## [Exercise brief]
Repeat every record below exactly, omitting any pictures.

=== Raw data ===

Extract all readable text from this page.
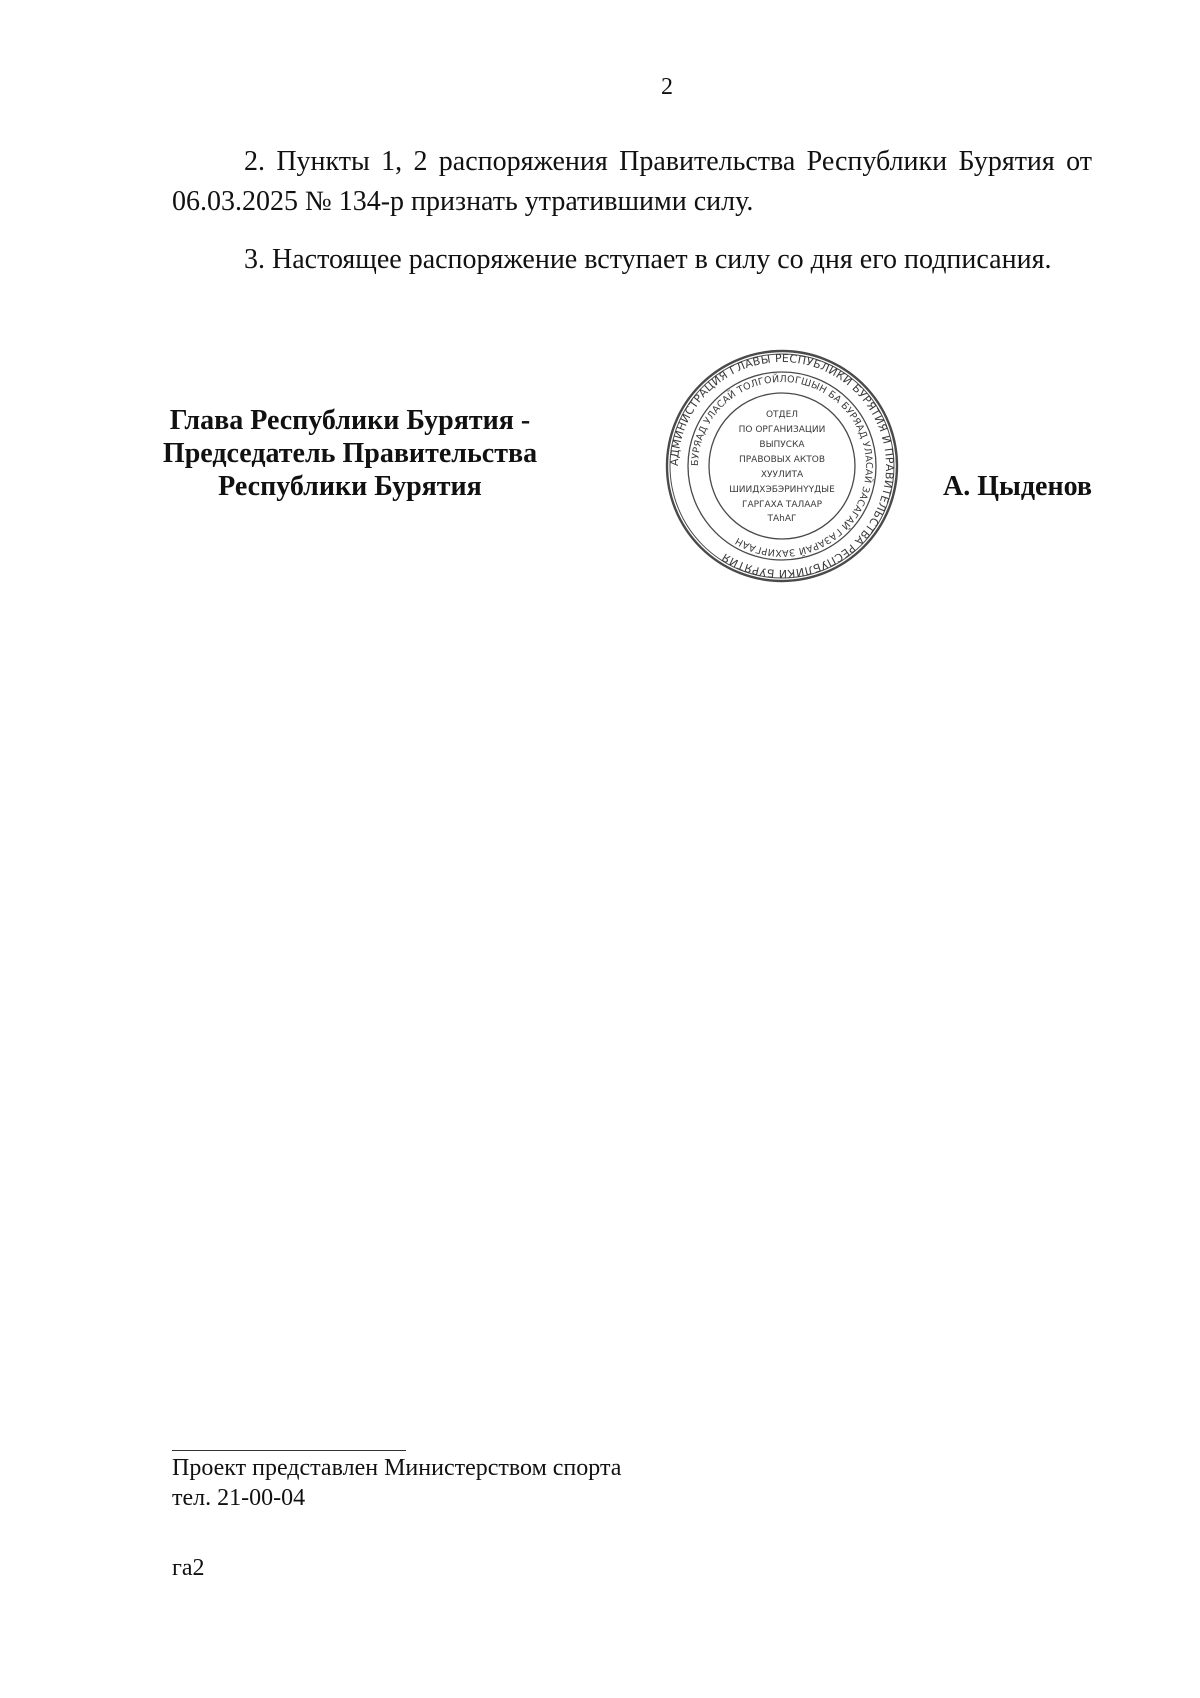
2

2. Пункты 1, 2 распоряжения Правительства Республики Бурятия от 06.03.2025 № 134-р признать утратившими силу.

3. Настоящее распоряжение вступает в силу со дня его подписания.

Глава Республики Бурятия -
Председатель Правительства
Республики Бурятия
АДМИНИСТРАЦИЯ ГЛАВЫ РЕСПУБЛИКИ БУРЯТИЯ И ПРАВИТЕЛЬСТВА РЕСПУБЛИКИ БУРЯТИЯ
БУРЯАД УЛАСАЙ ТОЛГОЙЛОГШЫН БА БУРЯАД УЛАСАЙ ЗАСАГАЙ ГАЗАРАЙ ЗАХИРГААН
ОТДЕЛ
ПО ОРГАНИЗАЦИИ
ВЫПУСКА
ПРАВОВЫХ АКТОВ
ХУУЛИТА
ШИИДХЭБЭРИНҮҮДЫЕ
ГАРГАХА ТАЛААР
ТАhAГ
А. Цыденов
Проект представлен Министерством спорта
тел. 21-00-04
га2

===

## [Task answer]
Extract all readable text from this page.
2

2. Пункты 1, 2 распоряжения Правительства Республики Бурятия от 06.03.2025 № 134-р признать утратившими силу.

3. Настоящее распоряжение вступает в силу со дня его подписания.

Глава Республики Бурятия -
Председатель Правительства
Республики Бурятия
АДМИНИСТРАЦИЯ ГЛАВЫ РЕСПУБЛИКИ БУРЯТИЯ И ПРАВИТЕЛЬСТВА РЕСПУБЛИКИ БУРЯТИЯ
БУРЯАД УЛАСАЙ ТОЛГОЙЛОГШЫН БА БУРЯАД УЛАСАЙ ЗАСАГАЙ ГАЗАРАЙ ЗАХИРГААН
ОТДЕЛ
ПО ОРГАНИЗАЦИИ
ВЫПУСКА
ПРАВОВЫХ АКТОВ
ХУУЛИТА
ШИИДХЭБЭРИНҮҮДЫЕ
ГАРГАХА ТАЛААР
ТАhAГ
А. Цыденов
Проект представлен Министерством спорта
тел. 21-00-04
га2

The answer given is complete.